Stored rows
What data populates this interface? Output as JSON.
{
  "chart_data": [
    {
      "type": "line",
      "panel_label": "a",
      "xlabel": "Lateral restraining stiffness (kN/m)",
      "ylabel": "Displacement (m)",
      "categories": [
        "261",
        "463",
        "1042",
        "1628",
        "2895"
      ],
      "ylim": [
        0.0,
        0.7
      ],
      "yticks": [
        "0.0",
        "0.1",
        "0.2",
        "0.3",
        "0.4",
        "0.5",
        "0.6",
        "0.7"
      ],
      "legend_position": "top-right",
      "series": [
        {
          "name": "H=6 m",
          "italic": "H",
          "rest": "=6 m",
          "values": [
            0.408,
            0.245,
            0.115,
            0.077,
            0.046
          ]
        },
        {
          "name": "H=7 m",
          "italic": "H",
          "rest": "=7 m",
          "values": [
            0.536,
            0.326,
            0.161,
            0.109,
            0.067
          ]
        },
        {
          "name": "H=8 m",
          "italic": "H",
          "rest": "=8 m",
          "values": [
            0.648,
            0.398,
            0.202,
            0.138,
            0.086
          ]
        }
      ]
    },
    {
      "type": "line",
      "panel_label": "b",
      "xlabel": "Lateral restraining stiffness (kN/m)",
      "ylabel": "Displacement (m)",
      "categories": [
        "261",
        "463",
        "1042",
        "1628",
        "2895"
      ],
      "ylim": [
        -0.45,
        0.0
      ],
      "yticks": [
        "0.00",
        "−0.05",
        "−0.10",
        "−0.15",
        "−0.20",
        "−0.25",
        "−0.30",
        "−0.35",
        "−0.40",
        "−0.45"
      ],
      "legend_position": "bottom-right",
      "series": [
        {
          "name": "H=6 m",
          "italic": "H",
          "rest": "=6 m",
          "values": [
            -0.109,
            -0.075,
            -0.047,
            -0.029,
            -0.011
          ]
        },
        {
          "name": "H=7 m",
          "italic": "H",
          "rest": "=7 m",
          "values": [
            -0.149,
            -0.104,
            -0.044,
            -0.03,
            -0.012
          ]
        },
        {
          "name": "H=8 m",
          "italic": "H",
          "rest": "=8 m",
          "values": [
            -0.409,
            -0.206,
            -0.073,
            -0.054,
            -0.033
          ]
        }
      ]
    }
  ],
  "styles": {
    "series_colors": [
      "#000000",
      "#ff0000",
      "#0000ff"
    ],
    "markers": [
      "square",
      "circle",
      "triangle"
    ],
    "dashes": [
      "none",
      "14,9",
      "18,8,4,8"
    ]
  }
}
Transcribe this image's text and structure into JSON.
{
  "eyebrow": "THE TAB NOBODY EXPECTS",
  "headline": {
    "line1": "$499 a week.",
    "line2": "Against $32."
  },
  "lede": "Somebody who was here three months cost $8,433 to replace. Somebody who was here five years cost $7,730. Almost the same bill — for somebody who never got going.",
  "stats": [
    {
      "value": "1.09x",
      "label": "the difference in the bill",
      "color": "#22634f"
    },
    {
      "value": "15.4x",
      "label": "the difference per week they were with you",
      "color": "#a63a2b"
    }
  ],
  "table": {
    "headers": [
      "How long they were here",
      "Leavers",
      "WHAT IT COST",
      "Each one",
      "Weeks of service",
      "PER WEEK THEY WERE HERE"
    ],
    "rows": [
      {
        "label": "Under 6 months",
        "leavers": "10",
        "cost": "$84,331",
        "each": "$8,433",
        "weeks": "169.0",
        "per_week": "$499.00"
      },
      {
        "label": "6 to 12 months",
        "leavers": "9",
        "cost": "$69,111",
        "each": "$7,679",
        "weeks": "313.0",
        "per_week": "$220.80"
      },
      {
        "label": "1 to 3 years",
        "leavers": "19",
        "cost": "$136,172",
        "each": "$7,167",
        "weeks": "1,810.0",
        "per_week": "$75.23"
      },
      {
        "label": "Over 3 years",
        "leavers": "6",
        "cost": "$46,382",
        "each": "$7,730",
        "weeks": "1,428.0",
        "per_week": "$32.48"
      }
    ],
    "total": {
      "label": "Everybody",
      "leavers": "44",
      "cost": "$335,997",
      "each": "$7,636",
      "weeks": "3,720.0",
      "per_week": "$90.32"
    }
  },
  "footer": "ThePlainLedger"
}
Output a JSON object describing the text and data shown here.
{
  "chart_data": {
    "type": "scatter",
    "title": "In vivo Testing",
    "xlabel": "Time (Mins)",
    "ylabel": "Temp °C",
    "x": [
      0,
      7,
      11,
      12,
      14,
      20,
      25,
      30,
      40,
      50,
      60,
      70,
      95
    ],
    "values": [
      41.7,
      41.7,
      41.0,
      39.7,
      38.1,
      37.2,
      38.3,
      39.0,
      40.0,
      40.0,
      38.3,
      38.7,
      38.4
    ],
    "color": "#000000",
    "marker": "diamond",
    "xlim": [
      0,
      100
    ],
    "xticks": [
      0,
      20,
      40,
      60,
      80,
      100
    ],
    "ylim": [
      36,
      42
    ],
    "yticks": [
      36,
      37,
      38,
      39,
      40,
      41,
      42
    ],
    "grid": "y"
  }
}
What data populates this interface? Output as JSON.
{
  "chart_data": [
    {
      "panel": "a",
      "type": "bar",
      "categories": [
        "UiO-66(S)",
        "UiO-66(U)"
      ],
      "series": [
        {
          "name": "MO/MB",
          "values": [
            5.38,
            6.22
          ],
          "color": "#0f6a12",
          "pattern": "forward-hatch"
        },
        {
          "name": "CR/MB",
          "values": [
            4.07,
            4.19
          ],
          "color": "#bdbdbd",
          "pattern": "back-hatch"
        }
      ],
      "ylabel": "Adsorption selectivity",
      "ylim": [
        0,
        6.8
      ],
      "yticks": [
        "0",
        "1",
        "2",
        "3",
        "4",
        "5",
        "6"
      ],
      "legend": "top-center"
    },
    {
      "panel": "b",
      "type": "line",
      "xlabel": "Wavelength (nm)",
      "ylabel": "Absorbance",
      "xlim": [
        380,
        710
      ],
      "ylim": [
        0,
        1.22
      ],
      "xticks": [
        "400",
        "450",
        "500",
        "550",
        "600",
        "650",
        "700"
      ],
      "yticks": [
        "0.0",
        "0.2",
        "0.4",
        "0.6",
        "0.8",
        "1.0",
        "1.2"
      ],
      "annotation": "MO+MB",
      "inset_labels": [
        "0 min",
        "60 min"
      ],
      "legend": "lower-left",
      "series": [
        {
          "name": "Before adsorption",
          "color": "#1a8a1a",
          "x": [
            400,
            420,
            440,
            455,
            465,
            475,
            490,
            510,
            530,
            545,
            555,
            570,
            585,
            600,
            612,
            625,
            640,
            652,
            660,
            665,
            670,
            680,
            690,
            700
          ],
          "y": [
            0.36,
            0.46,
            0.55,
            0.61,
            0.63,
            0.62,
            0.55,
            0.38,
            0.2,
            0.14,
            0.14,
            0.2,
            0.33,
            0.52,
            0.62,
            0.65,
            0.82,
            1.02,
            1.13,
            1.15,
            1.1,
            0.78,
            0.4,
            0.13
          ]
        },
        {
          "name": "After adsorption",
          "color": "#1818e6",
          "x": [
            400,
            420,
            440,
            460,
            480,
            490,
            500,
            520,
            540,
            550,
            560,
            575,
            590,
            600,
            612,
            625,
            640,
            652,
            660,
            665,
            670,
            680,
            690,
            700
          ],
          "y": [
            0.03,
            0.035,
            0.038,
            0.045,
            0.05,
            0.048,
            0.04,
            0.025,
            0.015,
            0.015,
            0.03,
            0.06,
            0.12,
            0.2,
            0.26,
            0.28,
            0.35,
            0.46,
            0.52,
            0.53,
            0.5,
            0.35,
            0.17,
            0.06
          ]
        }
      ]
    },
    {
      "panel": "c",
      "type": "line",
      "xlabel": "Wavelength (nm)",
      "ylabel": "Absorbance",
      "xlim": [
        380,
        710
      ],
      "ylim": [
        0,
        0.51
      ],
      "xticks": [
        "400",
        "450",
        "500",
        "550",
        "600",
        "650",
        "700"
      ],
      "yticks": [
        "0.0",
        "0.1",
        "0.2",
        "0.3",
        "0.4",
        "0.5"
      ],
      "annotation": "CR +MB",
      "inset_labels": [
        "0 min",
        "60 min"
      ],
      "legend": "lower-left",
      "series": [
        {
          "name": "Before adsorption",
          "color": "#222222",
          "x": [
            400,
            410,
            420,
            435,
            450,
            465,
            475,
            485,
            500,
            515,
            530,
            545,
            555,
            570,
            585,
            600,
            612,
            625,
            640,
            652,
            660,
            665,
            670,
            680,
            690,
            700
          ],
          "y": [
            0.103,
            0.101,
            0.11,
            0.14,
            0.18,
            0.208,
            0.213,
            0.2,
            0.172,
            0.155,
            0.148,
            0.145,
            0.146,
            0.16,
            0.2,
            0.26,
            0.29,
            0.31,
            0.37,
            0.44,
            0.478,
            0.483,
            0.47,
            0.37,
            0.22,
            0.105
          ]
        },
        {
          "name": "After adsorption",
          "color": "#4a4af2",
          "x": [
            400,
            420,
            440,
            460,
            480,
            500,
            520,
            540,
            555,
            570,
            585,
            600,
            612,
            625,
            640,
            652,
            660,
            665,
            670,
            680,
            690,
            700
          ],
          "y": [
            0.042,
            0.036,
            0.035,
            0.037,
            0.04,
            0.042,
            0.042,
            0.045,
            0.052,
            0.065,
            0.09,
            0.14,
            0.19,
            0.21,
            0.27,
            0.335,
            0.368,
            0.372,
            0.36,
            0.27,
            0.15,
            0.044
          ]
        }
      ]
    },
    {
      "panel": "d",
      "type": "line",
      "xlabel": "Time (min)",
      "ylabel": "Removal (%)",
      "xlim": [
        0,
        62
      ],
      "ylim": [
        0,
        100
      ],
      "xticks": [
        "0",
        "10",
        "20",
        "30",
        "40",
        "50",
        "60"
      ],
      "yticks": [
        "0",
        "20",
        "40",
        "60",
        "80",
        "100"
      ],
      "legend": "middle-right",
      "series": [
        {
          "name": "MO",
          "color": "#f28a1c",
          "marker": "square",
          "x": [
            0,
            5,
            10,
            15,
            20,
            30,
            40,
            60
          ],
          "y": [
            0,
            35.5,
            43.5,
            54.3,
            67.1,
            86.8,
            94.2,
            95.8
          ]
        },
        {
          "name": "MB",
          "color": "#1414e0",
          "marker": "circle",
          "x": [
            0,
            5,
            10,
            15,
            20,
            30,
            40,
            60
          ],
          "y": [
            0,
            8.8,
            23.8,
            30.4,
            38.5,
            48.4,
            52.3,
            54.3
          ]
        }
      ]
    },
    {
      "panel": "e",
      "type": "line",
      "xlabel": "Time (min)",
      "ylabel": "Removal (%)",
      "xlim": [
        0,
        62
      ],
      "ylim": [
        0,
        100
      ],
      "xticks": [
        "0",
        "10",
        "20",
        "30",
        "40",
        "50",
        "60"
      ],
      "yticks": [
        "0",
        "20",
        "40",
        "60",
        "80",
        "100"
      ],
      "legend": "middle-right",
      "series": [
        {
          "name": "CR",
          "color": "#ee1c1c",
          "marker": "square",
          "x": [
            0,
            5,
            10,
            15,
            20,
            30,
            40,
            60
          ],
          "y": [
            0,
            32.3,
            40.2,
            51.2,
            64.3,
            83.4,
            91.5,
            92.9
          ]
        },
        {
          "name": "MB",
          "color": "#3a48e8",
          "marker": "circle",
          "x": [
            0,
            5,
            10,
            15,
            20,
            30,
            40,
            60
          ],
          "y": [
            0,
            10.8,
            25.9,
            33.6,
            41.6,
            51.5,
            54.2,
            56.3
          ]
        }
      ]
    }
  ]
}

Direction
Report only the number of lines in the listing that contain the word "difference".

Reply
2